[EXERCISE TASKS]:
[a] In the text on subway station barriers, at how many stations did the MTA's 2019 review find that the screen doors could be installed?
[b] Reproduce word for word the portion of the text on subway station barriers starting with "Subway barriers are" and going on through "but also tourists.".

── SUPPLIED TEXT

Protective Barriers at Subway Stations
The rising rate of crime is creating a sense of insecurity, especially amongst minorities and communities of color, many of whom are laborers and have to use the city’s transit system regularly and often late in the night. The city not only needs to increase the number of officers at all the 472 city stations but also urge the MTA to secure the station platforms by installing protective guard rails.
“The density and crowding of subways here … makes our stations more vulnerable,” Borough President Mark Levine told the New York Post.
“It’s true that we have a huge number of needs and finite resources, but this would amount to a small fraction of the capital budget.”
Levine said the screen doors “must be given the priority they deserve, studied, and funded for installation,” in a letter to MTA Chair Janno Lieber.
“Each year, hundreds of New Yorkers enter subway tracks via accidental fall, trespassing, suicide attempts, and, in rare cases, being pushed. The tragic loss of Michelle Go on January 15th is but the most recent painful example,” the letter stated.
The idea of introducing the screens was last examined in 2019 by the MTA which concluded that the doors would only be able to be installed at 128 of the subway system’s 472 stations at a cost of more than $7 billion.
“There are some physical constraints,” Lieber said during a recent interview. “But we’re studying it again, and we are interested in seeing whether there are opportunities to install it, especially in some of the more, the busier stations where you get a little more crowded.
“This is not just about preventing people from being pushed on the tracks — which is horrific but, thank God, rare. It’s also about preventing people from falling, from dropping their iPhones on the tracks, from suicide attempts. And it will prevent delays, because one of the main causes of delays is track fires.”
Subway barriers are in use across the world including the London Underground. The barriers are also in use in Asia with Shanghai, Hong Kong and Tokyo subway systems all employing their usage. The barriers are also in use in Dubai, Singapore, Seoul and Shanghai.
High Hopes from Mayor Adams
Too many innocent people are losing lives and creating a sense of insecurity amongst not just the citizens but also tourists.
If the crime rate is not brought down, it could deter the already shrinking tourist traffic to the city. A decrease in tourist traffic will impact the already struggling small businesses even more. New York has one of the highest cost of doing business in the nation. A loss of business could mean more businesses shuttering down.
“My business is down by more than 80%,” says Shah, who sells coffee in the fashion district near Times Square. He says he is struggling even to meet his own cost of business. He is not sure for how long he can sustain his small enterprise.

────
── EXERCISE DATA

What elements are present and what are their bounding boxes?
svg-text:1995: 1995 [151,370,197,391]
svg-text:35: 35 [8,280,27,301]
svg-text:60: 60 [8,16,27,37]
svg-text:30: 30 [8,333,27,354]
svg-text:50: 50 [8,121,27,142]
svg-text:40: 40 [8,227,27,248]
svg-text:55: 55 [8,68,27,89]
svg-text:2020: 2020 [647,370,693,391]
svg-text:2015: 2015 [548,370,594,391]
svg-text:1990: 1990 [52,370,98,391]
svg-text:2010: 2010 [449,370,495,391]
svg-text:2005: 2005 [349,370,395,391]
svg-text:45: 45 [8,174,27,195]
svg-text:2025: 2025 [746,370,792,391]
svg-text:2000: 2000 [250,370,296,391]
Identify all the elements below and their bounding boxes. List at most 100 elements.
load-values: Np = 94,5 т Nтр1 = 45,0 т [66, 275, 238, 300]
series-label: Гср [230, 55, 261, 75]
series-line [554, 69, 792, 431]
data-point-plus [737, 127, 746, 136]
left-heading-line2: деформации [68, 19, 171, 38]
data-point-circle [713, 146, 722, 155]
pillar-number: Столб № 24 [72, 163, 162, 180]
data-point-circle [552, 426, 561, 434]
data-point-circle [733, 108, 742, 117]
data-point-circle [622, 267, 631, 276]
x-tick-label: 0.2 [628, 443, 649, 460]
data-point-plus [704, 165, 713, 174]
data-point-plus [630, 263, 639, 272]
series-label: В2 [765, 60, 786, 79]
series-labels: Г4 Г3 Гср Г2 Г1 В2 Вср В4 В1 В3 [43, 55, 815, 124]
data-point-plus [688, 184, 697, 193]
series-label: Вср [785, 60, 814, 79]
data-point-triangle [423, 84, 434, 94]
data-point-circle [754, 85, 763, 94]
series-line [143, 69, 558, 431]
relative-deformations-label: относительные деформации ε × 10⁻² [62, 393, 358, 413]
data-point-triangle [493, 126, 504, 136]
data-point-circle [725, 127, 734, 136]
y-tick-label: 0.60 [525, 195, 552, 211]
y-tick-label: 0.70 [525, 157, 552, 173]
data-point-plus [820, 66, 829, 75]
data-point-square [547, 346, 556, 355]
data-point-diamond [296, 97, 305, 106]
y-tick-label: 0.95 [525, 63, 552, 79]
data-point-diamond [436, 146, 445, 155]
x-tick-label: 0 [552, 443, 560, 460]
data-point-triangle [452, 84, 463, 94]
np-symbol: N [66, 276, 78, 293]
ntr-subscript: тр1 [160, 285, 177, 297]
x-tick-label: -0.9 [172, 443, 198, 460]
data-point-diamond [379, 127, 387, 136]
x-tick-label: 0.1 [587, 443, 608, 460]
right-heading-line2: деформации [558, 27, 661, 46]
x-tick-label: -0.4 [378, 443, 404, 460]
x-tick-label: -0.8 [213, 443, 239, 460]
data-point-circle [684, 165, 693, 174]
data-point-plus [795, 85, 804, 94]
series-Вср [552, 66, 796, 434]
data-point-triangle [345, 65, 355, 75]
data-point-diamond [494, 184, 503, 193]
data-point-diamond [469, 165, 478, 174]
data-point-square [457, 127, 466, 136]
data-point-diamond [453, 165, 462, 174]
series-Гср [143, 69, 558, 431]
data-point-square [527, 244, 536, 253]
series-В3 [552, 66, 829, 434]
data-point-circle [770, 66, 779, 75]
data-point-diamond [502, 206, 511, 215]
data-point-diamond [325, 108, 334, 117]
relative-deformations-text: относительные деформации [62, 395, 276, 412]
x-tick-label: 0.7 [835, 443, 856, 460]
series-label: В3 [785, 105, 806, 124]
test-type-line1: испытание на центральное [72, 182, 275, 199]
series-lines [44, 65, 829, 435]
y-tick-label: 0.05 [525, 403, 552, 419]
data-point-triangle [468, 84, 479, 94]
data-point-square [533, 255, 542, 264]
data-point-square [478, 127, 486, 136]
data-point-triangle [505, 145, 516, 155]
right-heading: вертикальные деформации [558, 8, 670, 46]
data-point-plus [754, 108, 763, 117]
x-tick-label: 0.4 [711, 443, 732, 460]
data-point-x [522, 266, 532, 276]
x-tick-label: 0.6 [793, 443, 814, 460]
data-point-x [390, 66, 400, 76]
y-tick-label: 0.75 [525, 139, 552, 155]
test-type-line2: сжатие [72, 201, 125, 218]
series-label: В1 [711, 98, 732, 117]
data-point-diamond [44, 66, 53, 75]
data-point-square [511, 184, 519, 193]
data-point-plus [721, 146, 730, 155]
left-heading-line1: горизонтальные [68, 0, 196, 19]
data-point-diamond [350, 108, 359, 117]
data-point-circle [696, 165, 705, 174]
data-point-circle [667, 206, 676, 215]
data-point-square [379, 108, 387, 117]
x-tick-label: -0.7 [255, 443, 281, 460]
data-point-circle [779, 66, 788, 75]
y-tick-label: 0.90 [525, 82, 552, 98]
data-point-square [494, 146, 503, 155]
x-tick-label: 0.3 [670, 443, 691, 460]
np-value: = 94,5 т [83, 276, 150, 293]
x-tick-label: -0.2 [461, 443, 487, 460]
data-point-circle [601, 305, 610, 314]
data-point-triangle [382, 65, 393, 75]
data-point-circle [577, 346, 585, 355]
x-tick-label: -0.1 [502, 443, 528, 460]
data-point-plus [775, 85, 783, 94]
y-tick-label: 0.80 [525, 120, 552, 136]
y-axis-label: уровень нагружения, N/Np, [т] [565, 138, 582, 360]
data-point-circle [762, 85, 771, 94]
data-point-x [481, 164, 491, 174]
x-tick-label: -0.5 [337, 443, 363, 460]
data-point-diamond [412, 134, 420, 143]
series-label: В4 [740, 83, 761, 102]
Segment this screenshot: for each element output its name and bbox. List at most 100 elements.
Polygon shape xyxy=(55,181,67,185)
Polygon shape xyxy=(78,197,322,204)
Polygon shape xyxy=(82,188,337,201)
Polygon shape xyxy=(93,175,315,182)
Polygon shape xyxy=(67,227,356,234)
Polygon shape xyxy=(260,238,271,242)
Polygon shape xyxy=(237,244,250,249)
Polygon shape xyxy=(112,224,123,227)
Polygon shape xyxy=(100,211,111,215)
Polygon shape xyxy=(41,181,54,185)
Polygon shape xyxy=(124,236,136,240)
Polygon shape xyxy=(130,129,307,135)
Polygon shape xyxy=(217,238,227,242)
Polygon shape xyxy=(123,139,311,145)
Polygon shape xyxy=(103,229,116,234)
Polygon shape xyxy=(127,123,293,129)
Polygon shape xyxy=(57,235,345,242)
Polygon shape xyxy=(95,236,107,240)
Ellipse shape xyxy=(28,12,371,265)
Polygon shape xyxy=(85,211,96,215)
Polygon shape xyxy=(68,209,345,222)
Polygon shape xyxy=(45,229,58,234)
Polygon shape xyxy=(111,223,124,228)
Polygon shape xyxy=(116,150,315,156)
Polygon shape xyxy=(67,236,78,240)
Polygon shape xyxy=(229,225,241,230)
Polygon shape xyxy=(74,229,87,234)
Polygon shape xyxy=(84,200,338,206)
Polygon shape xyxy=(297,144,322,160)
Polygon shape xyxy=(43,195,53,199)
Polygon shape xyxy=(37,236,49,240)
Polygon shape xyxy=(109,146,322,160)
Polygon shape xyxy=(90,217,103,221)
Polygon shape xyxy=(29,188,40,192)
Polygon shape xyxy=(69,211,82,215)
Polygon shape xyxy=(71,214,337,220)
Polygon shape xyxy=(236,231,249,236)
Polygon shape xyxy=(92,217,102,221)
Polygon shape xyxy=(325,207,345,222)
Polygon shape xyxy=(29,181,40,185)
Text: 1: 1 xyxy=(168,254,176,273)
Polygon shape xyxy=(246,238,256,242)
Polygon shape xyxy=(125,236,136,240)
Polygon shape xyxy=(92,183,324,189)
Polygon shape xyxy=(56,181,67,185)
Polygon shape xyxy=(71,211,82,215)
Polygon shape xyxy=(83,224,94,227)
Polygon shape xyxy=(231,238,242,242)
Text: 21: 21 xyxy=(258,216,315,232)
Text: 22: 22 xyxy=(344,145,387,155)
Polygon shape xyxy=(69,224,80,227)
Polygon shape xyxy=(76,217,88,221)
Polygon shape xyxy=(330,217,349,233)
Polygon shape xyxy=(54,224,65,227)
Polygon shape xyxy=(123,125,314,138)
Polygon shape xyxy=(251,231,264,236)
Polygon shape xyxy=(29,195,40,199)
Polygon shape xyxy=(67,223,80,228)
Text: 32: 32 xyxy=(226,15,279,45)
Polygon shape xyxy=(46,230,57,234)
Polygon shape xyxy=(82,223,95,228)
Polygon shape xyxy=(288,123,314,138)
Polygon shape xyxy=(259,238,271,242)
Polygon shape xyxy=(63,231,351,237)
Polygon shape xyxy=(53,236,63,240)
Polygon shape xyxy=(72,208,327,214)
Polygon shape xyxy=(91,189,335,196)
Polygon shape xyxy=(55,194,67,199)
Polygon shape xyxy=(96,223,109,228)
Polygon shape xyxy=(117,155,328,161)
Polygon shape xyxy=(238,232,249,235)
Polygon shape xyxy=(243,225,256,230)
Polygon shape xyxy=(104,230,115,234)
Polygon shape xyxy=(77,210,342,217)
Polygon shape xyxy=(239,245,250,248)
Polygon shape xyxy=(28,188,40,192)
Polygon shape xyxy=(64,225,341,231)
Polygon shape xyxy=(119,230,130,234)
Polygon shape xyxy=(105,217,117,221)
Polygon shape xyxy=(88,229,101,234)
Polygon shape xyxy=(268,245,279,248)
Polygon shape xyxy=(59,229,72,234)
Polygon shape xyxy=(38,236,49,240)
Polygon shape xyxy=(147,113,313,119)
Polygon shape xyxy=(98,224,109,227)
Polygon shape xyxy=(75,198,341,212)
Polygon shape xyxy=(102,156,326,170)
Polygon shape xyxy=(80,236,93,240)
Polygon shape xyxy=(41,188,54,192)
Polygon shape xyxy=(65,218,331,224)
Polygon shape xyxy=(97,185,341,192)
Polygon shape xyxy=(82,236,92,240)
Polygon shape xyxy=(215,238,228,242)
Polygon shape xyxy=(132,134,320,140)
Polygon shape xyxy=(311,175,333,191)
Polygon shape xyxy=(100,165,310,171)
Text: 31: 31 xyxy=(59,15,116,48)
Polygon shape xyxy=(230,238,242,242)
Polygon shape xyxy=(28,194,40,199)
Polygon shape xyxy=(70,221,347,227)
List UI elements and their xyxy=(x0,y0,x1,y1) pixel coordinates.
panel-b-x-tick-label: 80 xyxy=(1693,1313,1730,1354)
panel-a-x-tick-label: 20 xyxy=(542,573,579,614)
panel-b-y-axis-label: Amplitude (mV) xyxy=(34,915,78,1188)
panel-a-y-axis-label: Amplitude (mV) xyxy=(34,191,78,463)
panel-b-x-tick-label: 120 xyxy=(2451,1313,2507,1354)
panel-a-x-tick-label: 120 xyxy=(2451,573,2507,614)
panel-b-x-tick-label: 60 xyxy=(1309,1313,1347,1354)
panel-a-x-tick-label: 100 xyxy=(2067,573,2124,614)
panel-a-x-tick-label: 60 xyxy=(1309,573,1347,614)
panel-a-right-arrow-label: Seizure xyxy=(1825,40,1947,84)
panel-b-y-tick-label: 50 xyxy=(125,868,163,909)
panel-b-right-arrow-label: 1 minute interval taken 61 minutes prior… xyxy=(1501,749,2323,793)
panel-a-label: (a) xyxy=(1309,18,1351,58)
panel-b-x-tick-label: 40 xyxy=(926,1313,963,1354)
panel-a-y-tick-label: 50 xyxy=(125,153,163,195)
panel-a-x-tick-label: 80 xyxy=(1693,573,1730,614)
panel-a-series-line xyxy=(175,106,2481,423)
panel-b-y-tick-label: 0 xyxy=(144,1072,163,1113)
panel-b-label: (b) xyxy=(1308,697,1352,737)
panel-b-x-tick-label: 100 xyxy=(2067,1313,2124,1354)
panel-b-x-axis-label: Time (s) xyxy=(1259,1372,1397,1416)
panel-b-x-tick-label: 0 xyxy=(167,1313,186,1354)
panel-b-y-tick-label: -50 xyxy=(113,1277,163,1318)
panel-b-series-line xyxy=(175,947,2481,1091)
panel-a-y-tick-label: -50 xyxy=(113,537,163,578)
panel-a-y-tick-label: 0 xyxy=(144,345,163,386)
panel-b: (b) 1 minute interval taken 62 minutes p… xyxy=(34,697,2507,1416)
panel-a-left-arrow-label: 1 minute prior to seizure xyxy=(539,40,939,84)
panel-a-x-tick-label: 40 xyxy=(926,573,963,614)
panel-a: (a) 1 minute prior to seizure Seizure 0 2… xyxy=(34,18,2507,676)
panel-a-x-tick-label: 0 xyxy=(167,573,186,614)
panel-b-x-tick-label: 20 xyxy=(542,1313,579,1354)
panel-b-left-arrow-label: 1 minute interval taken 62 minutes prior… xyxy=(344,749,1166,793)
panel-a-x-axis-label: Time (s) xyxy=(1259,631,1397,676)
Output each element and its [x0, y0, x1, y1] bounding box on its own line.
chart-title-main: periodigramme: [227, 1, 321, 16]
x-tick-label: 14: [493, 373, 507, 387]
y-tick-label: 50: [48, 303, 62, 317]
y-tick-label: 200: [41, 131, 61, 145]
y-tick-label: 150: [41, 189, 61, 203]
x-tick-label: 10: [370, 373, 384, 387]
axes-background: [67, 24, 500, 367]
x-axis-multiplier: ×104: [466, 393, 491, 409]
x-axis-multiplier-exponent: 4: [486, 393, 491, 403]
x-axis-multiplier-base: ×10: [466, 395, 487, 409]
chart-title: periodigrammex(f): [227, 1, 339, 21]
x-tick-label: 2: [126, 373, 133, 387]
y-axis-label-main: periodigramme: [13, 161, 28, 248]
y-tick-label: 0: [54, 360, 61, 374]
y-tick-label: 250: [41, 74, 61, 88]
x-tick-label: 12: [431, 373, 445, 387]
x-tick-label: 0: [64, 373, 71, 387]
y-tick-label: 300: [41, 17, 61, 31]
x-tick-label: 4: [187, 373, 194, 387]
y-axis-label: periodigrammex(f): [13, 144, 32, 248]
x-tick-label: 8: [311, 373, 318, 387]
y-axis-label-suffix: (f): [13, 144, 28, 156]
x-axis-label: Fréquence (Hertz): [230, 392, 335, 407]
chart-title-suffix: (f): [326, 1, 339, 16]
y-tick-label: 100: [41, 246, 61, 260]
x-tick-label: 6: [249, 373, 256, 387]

────

[ANSWERS BY TASK]:
[a] At 128 of the subway system's 472 stations.

[b]
Subway barriers are in use across the world including the London Underground. The barriers are also in use in Asia with Shanghai, Hong Kong and Tokyo subway systems all employing their usage. The barriers are also in use in Dubai, Singapore, Seoul and Shanghai.
High Hopes from Mayor Adams
Too many innocent people are losing lives and creating a sense of insecurity amongst not just the citizens but also tourists.